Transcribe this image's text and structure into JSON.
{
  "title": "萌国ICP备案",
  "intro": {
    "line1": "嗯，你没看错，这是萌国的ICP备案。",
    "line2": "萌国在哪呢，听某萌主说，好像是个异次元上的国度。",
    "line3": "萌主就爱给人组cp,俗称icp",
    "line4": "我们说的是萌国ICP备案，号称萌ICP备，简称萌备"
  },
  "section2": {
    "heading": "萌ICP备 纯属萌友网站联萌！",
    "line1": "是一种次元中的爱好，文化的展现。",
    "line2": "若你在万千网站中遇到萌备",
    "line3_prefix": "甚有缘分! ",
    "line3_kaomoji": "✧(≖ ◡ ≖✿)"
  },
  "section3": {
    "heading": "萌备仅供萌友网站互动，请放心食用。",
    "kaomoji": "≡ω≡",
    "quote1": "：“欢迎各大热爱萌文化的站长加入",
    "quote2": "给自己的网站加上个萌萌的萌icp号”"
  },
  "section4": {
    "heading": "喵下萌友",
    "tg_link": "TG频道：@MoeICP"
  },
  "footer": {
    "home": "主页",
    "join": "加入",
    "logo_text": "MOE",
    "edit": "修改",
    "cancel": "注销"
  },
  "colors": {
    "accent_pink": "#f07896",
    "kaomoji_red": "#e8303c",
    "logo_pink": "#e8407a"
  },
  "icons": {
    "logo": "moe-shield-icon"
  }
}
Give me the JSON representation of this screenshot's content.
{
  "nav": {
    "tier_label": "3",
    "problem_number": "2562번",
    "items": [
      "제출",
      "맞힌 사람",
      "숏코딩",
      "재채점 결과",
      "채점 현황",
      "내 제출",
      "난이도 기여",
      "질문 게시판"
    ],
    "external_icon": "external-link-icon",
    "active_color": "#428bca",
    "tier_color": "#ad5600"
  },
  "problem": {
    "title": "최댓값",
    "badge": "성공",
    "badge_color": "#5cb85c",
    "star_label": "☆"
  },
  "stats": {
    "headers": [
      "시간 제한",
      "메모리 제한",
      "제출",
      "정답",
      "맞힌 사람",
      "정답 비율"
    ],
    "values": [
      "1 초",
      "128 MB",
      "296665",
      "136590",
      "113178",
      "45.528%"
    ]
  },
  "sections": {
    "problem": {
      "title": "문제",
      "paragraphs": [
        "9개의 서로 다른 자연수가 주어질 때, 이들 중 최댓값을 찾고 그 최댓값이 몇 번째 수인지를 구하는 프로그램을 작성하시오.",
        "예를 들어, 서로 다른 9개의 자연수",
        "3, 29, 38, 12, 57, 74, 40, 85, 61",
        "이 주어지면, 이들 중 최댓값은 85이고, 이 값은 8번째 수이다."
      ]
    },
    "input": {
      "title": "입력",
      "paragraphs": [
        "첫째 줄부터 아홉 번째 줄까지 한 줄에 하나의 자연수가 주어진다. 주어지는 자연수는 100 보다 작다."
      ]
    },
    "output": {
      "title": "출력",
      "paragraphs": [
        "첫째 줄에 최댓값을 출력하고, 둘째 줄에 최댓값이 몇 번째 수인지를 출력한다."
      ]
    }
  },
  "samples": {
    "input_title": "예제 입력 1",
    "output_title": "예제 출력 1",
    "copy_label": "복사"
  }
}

**TASK BRIEF:** Copy the material above verbatim.

**THE RESULT:**
Transcribe this image's text and structure into JSON.
{
  "title": "萌国ICP备案",
  "intro": {
    "line1": "嗯，你没看错，这是萌国的ICP备案。",
    "line2": "萌国在哪呢，听某萌主说，好像是个异次元上的国度。",
    "line3": "萌主就爱给人组cp,俗称icp",
    "line4": "我们说的是萌国ICP备案，号称萌ICP备，简称萌备"
  },
  "section2": {
    "heading": "萌ICP备 纯属萌友网站联萌！",
    "line1": "是一种次元中的爱好，文化的展现。",
    "line2": "若你在万千网站中遇到萌备",
    "line3_prefix": "甚有缘分! ",
    "line3_kaomoji": "✧(≖ ◡ ≖✿)"
  },
  "section3": {
    "heading": "萌备仅供萌友网站互动，请放心食用。",
    "kaomoji": "≡ω≡",
    "quote1": "：“欢迎各大热爱萌文化的站长加入",
    "quote2": "给自己的网站加上个萌萌的萌icp号”"
  },
  "section4": {
    "heading": "喵下萌友",
    "tg_link": "TG频道：@MoeICP"
  },
  "footer": {
    "home": "主页",
    "join": "加入",
    "logo_text": "MOE",
    "edit": "修改",
    "cancel": "注销"
  },
  "colors": {
    "accent_pink": "#f07896",
    "kaomoji_red": "#e8303c",
    "logo_pink": "#e8407a"
  },
  "icons": {
    "logo": "moe-shield-icon"
  }
}
Give me the JSON representation of this screenshot's content.
{
  "nav": {
    "tier_label": "3",
    "problem_number": "2562번",
    "items": [
      "제출",
      "맞힌 사람",
      "숏코딩",
      "재채점 결과",
      "채점 현황",
      "내 제출",
      "난이도 기여",
      "질문 게시판"
    ],
    "external_icon": "external-link-icon",
    "active_color": "#428bca",
    "tier_color": "#ad5600"
  },
  "problem": {
    "title": "최댓값",
    "badge": "성공",
    "badge_color": "#5cb85c",
    "star_label": "☆"
  },
  "stats": {
    "headers": [
      "시간 제한",
      "메모리 제한",
      "제출",
      "정답",
      "맞힌 사람",
      "정답 비율"
    ],
    "values": [
      "1 초",
      "128 MB",
      "296665",
      "136590",
      "113178",
      "45.528%"
    ]
  },
  "sections": {
    "problem": {
      "title": "문제",
      "paragraphs": [
        "9개의 서로 다른 자연수가 주어질 때, 이들 중 최댓값을 찾고 그 최댓값이 몇 번째 수인지를 구하는 프로그램을 작성하시오.",
        "예를 들어, 서로 다른 9개의 자연수",
        "3, 29, 38, 12, 57, 74, 40, 85, 61",
        "이 주어지면, 이들 중 최댓값은 85이고, 이 값은 8번째 수이다."
      ]
    },
    "input": {
      "title": "입력",
      "paragraphs": [
        "첫째 줄부터 아홉 번째 줄까지 한 줄에 하나의 자연수가 주어진다. 주어지는 자연수는 100 보다 작다."
      ]
    },
    "output": {
      "title": "출력",
      "paragraphs": [
        "첫째 줄에 최댓값을 출력하고, 둘째 줄에 최댓값이 몇 번째 수인지를 출력한다."
      ]
    }
  },
  "samples": {
    "input_title": "예제 입력 1",
    "output_title": "예제 출력 1",
    "copy_label": "복사"
  }
}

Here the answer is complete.